Exercise aim –
How many lines in the entries below include the string "Indah"? Answer with the number only.

Data entries –

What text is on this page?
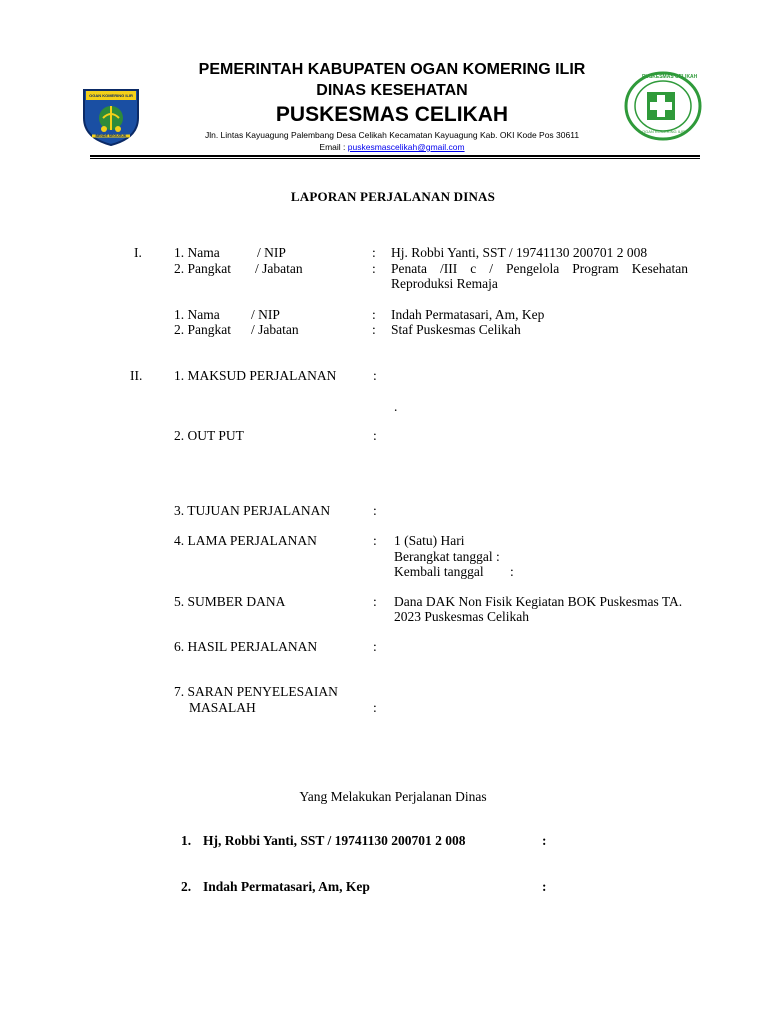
OGAN KOMERING ILIR
BENDE SEGUGUK
PUSKESMAS CELIKAH
OGAN KOMERING ILIR
PEMERINTAH KABUPATEN OGAN KOMERING ILIR
DINAS KESEHATAN
PUSKESMAS CELIKAH
Jln. Lintas Kayuagung Palembang Desa Celikah Kecamatan Kayuagung Kab. OKI Kode Pos 30611
Email : puskesmascelikah@gmail.com
LAPORAN PERJALANAN DINAS
I. 1. Nama	/ NIP	: Hj. Robbi Yanti, SST / 19741130 200701 2 008
2. Pangkat / Jabatan	: Penata /III c / Pengelola Program Kesehatan Reproduksi Remaja
1. Nama / NIP	: Indah Permatasari, Am, Kep
2. Pangkat / Jabatan	: Staf Puskesmas Celikah
II. 1. MAKSUD PERJALANAN	:
.
2. OUT PUT	:
3. TUJUAN PERJALANAN	:
4. LAMA PERJALANAN	: 1 (Satu) Hari
Berangkat tanggal :
Kembali tanggal :
5. SUMBER DANA	: Dana DAK Non Fisik Kegiatan BOK Puskesmas TA. 2023 Puskesmas Celikah
6. HASIL PERJALANAN	:
7. SARAN PENYELESAIAN
MASALAH	:
Yang Melakukan Perjalanan Dinas
1. Hj, Robbi Yanti, SST / 19741130 200701 2 008	:
2. Indah Permatasari, Am, Kep	:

Result of this task –
2